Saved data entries
========================================================================

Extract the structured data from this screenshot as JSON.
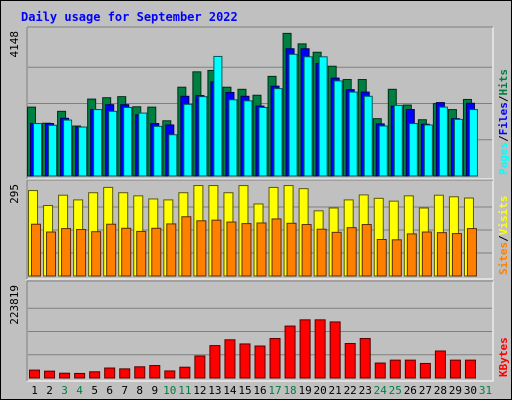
{
  "chart_data": {
    "type": "bar",
    "title": "Daily usage for September 2022",
    "categories": [
      "1",
      "2",
      "3",
      "4",
      "5",
      "6",
      "7",
      "8",
      "9",
      "10",
      "11",
      "12",
      "13",
      "14",
      "15",
      "16",
      "17",
      "18",
      "19",
      "20",
      "21",
      "22",
      "23",
      "24",
      "25",
      "26",
      "27",
      "28",
      "29",
      "30",
      "31"
    ],
    "weekend_days": [
      "3",
      "4",
      "10",
      "11",
      "17",
      "18",
      "24",
      "25",
      "31"
    ],
    "panels": [
      {
        "id": "hits",
        "ylabel_max": "4148",
        "ymax": 4148,
        "right_labels": [
          "Pages",
          "Files",
          "Hits"
        ],
        "series": [
          {
            "name": "Hits",
            "color": "#008040",
            "values": [
              1970,
              1510,
              1850,
              1430,
              2200,
              2240,
              2270,
              1980,
              1970,
              1580,
              2540,
              2980,
              3020,
              2540,
              2480,
              2310,
              2850,
              4080,
              3780,
              3540,
              3140,
              2760,
              2760,
              1640,
              2480,
              2030,
              1610,
              2070,
              1900,
              2190,
              0
            ]
          },
          {
            "name": "Files",
            "color": "#0000ff",
            "values": [
              1500,
              1500,
              1650,
              1400,
              1900,
              2040,
              2040,
              1750,
              1500,
              1460,
              2280,
              2300,
              2690,
              2390,
              2280,
              2000,
              2570,
              3640,
              3640,
              3220,
              2800,
              2470,
              2400,
              1490,
              2000,
              1900,
              1480,
              2100,
              1640,
              2080,
              0
            ]
          },
          {
            "name": "Pages",
            "color": "#00ffff",
            "values": [
              1500,
              1450,
              1600,
              1400,
              1900,
              1850,
              1960,
              1800,
              1420,
              1180,
              2050,
              2270,
              3420,
              2180,
              2150,
              1960,
              2500,
              3480,
              3410,
              3410,
              2720,
              2400,
              2280,
              1430,
              2020,
              1500,
              1460,
              1970,
              1620,
              1900,
              0
            ]
          }
        ]
      },
      {
        "id": "sites",
        "ylabel_max": "295",
        "ymax": 295,
        "right_labels": [
          "Sites",
          "Visits"
        ],
        "series": [
          {
            "name": "Visits",
            "color": "#ffff00",
            "values": [
              274,
              226,
              259,
              244,
              267,
              284,
              267,
              257,
              247,
              244,
              267,
              290,
              290,
              267,
              290,
              231,
              284,
              290,
              280,
              209,
              218,
              244,
              260,
              249,
              240,
              257,
              218,
              259,
              254,
              250,
              0
            ]
          },
          {
            "name": "Sites",
            "color": "#ff8000",
            "values": [
              166,
              141,
              152,
              149,
              142,
              166,
              153,
              143,
              153,
              167,
              190,
              177,
              179,
              173,
              168,
              170,
              183,
              169,
              165,
              150,
              140,
              155,
              165,
              117,
              116,
              135,
              141,
              139,
              136,
              152,
              0
            ]
          }
        ]
      },
      {
        "id": "kbytes",
        "ylabel_max": "223819",
        "ymax": 223819,
        "right_labels": [
          "KBytes"
        ],
        "series": [
          {
            "name": "KBytes",
            "color": "#ff0000",
            "values": [
              19000,
              16500,
              11500,
              11000,
              15000,
              24000,
              22000,
              27000,
              30000,
              17000,
              26000,
              53000,
              78000,
              92000,
              82000,
              77000,
              95000,
              125000,
              140000,
              140000,
              135000,
              83000,
              95000,
              36000,
              43000,
              43000,
              35000,
              65000,
              43000,
              43000,
              0
            ]
          }
        ]
      }
    ]
  }
}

========================================================================

Task statement>
Write out all the entries again, word for word, and print no images.

Solution for this task>
Extract the structured data from this screenshot as JSON.
{
  "chart_data": {
    "type": "bar",
    "title": "Daily usage for September 2022",
    "categories": [
      "1",
      "2",
      "3",
      "4",
      "5",
      "6",
      "7",
      "8",
      "9",
      "10",
      "11",
      "12",
      "13",
      "14",
      "15",
      "16",
      "17",
      "18",
      "19",
      "20",
      "21",
      "22",
      "23",
      "24",
      "25",
      "26",
      "27",
      "28",
      "29",
      "30",
      "31"
    ],
    "weekend_days": [
      "3",
      "4",
      "10",
      "11",
      "17",
      "18",
      "24",
      "25",
      "31"
    ],
    "panels": [
      {
        "id": "hits",
        "ylabel_max": "4148",
        "ymax": 4148,
        "right_labels": [
          "Pages",
          "Files",
          "Hits"
        ],
        "series": [
          {
            "name": "Hits",
            "color": "#008040",
            "values": [
              1970,
              1510,
              1850,
              1430,
              2200,
              2240,
              2270,
              1980,
              1970,
              1580,
              2540,
              2980,
              3020,
              2540,
              2480,
              2310,
              2850,
              4080,
              3780,
              3540,
              3140,
              2760,
              2760,
              1640,
              2480,
              2030,
              1610,
              2070,
              1900,
              2190,
              0
            ]
          },
          {
            "name": "Files",
            "color": "#0000ff",
            "values": [
              1500,
              1500,
              1650,
              1400,
              1900,
              2040,
              2040,
              1750,
              1500,
              1460,
              2280,
              2300,
              2690,
              2390,
              2280,
              2000,
              2570,
              3640,
              3640,
              3220,
              2800,
              2470,
              2400,
              1490,
              2000,
              1900,
              1480,
              2100,
              1640,
              2080,
              0
            ]
          },
          {
            "name": "Pages",
            "color": "#00ffff",
            "values": [
              1500,
              1450,
              1600,
              1400,
              1900,
              1850,
              1960,
              1800,
              1420,
              1180,
              2050,
              2270,
              3420,
              2180,
              2150,
              1960,
              2500,
              3480,
              3410,
              3410,
              2720,
              2400,
              2280,
              1430,
              2020,
              1500,
              1460,
              1970,
              1620,
              1900,
              0
            ]
          }
        ]
      },
      {
        "id": "sites",
        "ylabel_max": "295",
        "ymax": 295,
        "right_labels": [
          "Sites",
          "Visits"
        ],
        "series": [
          {
            "name": "Visits",
            "color": "#ffff00",
            "values": [
              274,
              226,
              259,
              244,
              267,
              284,
              267,
              257,
              247,
              244,
              267,
              290,
              290,
              267,
              290,
              231,
              284,
              290,
              280,
              209,
              218,
              244,
              260,
              249,
              240,
              257,
              218,
              259,
              254,
              250,
              0
            ]
          },
          {
            "name": "Sites",
            "color": "#ff8000",
            "values": [
              166,
              141,
              152,
              149,
              142,
              166,
              153,
              143,
              153,
              167,
              190,
              177,
              179,
              173,
              168,
              170,
              183,
              169,
              165,
              150,
              140,
              155,
              165,
              117,
              116,
              135,
              141,
              139,
              136,
              152,
              0
            ]
          }
        ]
      },
      {
        "id": "kbytes",
        "ylabel_max": "223819",
        "ymax": 223819,
        "right_labels": [
          "KBytes"
        ],
        "series": [
          {
            "name": "KBytes",
            "color": "#ff0000",
            "values": [
              19000,
              16500,
              11500,
              11000,
              15000,
              24000,
              22000,
              27000,
              30000,
              17000,
              26000,
              53000,
              78000,
              92000,
              82000,
              77000,
              95000,
              125000,
              140000,
              140000,
              135000,
              83000,
              95000,
              36000,
              43000,
              43000,
              35000,
              65000,
              43000,
              43000,
              0
            ]
          }
        ]
      }
    ]
  }
}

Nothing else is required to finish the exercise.